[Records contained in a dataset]
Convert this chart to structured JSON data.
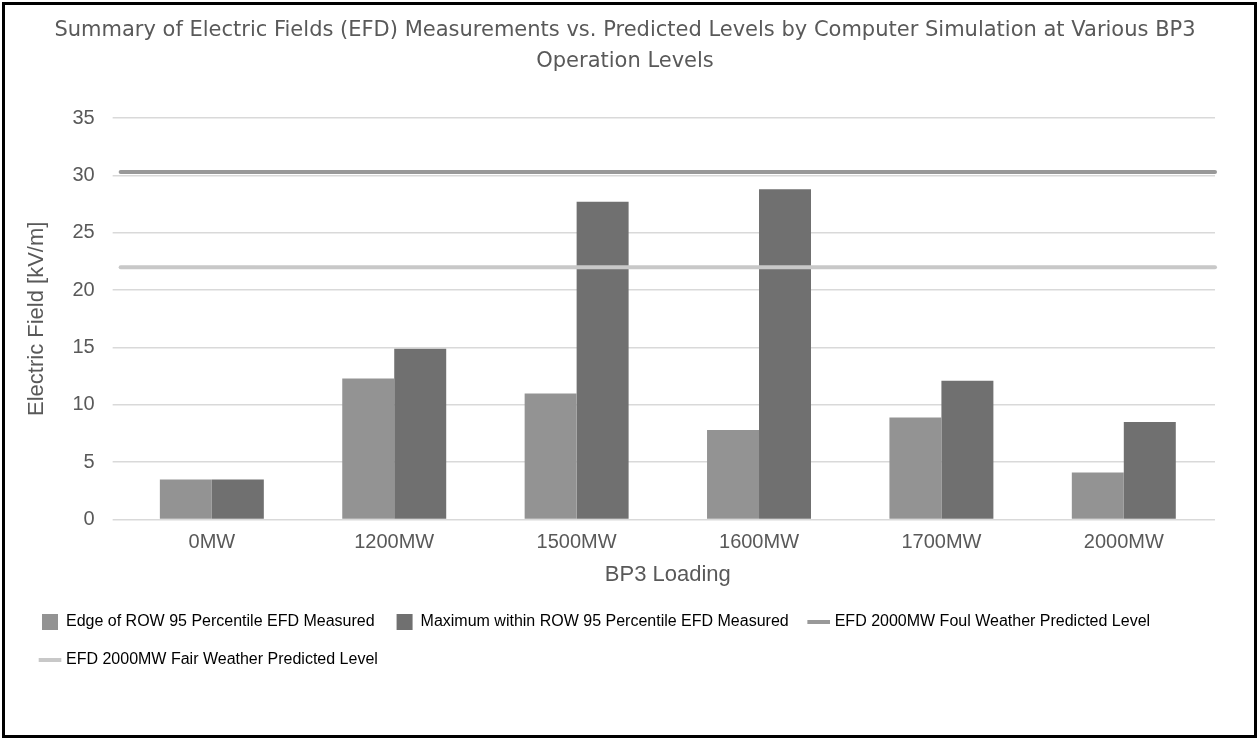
{
  "chart_data": {
    "type": "bar",
    "title": "Summary of Electric Fields (EFD) Measurements vs. Predicted Levels by Computer Simulation at Various BP3 Operation Levels",
    "xlabel": "BP3 Loading",
    "ylabel": "Electric Field [kV/m]",
    "categories": [
      "0MW",
      "1200MW",
      "1500MW",
      "1600MW",
      "1700MW",
      "2000MW"
    ],
    "series": [
      {
        "name": "Edge of ROW 95 Percentile EFD Measured",
        "color": "#939393",
        "values": [
          3.5,
          12.3,
          11.0,
          7.8,
          8.9,
          4.1
        ]
      },
      {
        "name": "Maximum within ROW 95 Percentile EFD Measured",
        "color": "#707070",
        "values": [
          3.5,
          14.9,
          27.7,
          28.8,
          12.1,
          8.5
        ]
      }
    ],
    "ref_lines": [
      {
        "axis": "y",
        "value": 30.3,
        "label": "EFD 2000MW Foul Weather Predicted Level",
        "color": "#999999"
      },
      {
        "axis": "y",
        "value": 22.0,
        "label": "EFD 2000MW Fair Weather Predicted Level",
        "color": "#c8c8c8"
      }
    ],
    "ylim": [
      0,
      35
    ],
    "yticks": [
      0,
      5,
      10,
      15,
      20,
      25,
      30,
      35
    ],
    "grid": "y",
    "legend": "bottom"
  }
}
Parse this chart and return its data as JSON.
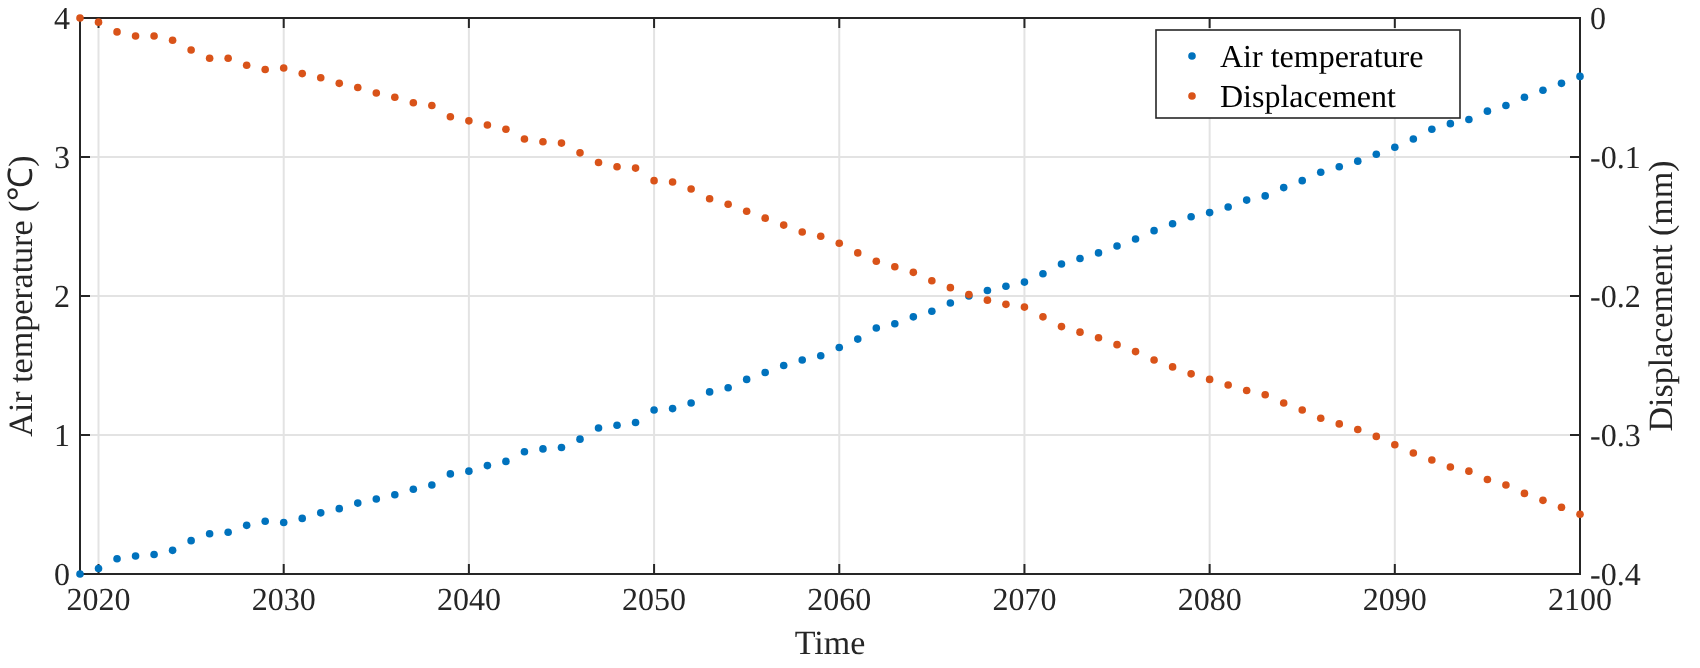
{
  "chart_data": {
    "type": "scatter",
    "xlabel": "Time",
    "ylabel": "Air temperature (℃)",
    "y2label": "Displacement (mm)",
    "x": [
      2019,
      2020,
      2021,
      2022,
      2023,
      2024,
      2025,
      2026,
      2027,
      2028,
      2029,
      2030,
      2031,
      2032,
      2033,
      2034,
      2035,
      2036,
      2037,
      2038,
      2039,
      2040,
      2041,
      2042,
      2043,
      2044,
      2045,
      2046,
      2047,
      2048,
      2049,
      2050,
      2051,
      2052,
      2053,
      2054,
      2055,
      2056,
      2057,
      2058,
      2059,
      2060,
      2061,
      2062,
      2063,
      2064,
      2065,
      2066,
      2067,
      2068,
      2069,
      2070,
      2071,
      2072,
      2073,
      2074,
      2075,
      2076,
      2077,
      2078,
      2079,
      2080,
      2081,
      2082,
      2083,
      2084,
      2085,
      2086,
      2087,
      2088,
      2089,
      2090,
      2091,
      2092,
      2093,
      2094,
      2095,
      2096,
      2097,
      2098,
      2099,
      2100
    ],
    "series": [
      {
        "name": "Air temperature",
        "color": "#0072bd",
        "values": [
          0,
          0.04,
          0.11,
          0.13,
          0.14,
          0.17,
          0.24,
          0.29,
          0.3,
          0.35,
          0.38,
          0.37,
          0.4,
          0.44,
          0.47,
          0.51,
          0.54,
          0.57,
          0.61,
          0.64,
          0.72,
          0.74,
          0.78,
          0.81,
          0.88,
          0.9,
          0.91,
          0.97,
          1.05,
          1.07,
          1.09,
          1.18,
          1.19,
          1.23,
          1.31,
          1.34,
          1.4,
          1.45,
          1.5,
          1.54,
          1.57,
          1.63,
          1.69,
          1.77,
          1.8,
          1.85,
          1.89,
          1.95,
          2.0,
          2.04,
          2.07,
          2.1,
          2.16,
          2.23,
          2.27,
          2.31,
          2.36,
          2.41,
          2.47,
          2.52,
          2.57,
          2.6,
          2.64,
          2.69,
          2.72,
          2.78,
          2.83,
          2.89,
          2.93,
          2.97,
          3.02,
          3.07,
          3.13,
          3.2,
          3.24,
          3.27,
          3.33,
          3.37,
          3.43,
          3.48,
          3.53,
          3.58
        ]
      },
      {
        "name": "Displacement",
        "color": "#d95319",
        "axis": "y2",
        "values": [
          0,
          -0.003,
          -0.01,
          -0.013,
          -0.013,
          -0.016,
          -0.023,
          -0.029,
          -0.029,
          -0.034,
          -0.037,
          -0.036,
          -0.04,
          -0.043,
          -0.047,
          -0.05,
          -0.054,
          -0.057,
          -0.061,
          -0.063,
          -0.071,
          -0.074,
          -0.077,
          -0.08,
          -0.087,
          -0.089,
          -0.09,
          -0.097,
          -0.104,
          -0.107,
          -0.108,
          -0.117,
          -0.118,
          -0.123,
          -0.13,
          -0.134,
          -0.139,
          -0.144,
          -0.149,
          -0.154,
          -0.157,
          -0.162,
          -0.169,
          -0.175,
          -0.179,
          -0.183,
          -0.189,
          -0.194,
          -0.199,
          -0.203,
          -0.206,
          -0.208,
          -0.215,
          -0.222,
          -0.226,
          -0.23,
          -0.235,
          -0.24,
          -0.246,
          -0.251,
          -0.256,
          -0.26,
          -0.264,
          -0.268,
          -0.271,
          -0.277,
          -0.282,
          -0.288,
          -0.292,
          -0.296,
          -0.301,
          -0.307,
          -0.313,
          -0.318,
          -0.323,
          -0.326,
          -0.332,
          -0.336,
          -0.342,
          -0.347,
          -0.352,
          -0.357
        ]
      }
    ],
    "xlim": [
      2019,
      2100
    ],
    "xticks": [
      2020,
      2030,
      2040,
      2050,
      2060,
      2070,
      2080,
      2090,
      2100
    ],
    "ylim": [
      0,
      4
    ],
    "yticks": [
      0,
      1,
      2,
      3,
      4
    ],
    "y2lim": [
      -0.4,
      0
    ],
    "y2ticks": [
      -0.4,
      -0.3,
      -0.2,
      -0.1,
      0
    ],
    "grid": true,
    "legend": "top right",
    "marker": "circle"
  }
}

Exercise goal
Return each line in the records that holds the string "Weather".

Solved exercise
        "label": "EFD 2000MW Foul Weather Predicted Level",
        "label": "EFD 2000MW Fair Weather Predicted Level",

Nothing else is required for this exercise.